• Exercise:
Below is a set of records. Repeat all of them exactly.

************

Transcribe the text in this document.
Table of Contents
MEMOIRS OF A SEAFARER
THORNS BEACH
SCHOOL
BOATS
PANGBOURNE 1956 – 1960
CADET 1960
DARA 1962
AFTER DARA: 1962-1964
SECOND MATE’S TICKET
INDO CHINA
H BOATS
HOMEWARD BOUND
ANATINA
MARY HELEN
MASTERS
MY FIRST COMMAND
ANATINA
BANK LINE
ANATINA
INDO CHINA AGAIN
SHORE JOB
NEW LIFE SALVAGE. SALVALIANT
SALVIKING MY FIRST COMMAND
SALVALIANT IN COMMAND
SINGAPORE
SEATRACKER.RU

************

• Answer in full:
Transcribe the text in this document.
Table of Contents
MEMOIRS OF A SEAFARER
THORNS BEACH
SCHOOL
BOATS
PANGBOURNE 1956 – 1960
CADET 1960
DARA 1962
AFTER DARA: 1962-1964
SECOND MATE’S TICKET
INDO CHINA
H BOATS
HOMEWARD BOUND
ANATINA
MARY HELEN
MASTERS
MY FIRST COMMAND
ANATINA
BANK LINE
ANATINA
INDO CHINA AGAIN
SHORE JOB
NEW LIFE SALVAGE. SALVALIANT
SALVIKING MY FIRST COMMAND
SALVALIANT IN COMMAND
SINGAPORE
SEATRACKER.RU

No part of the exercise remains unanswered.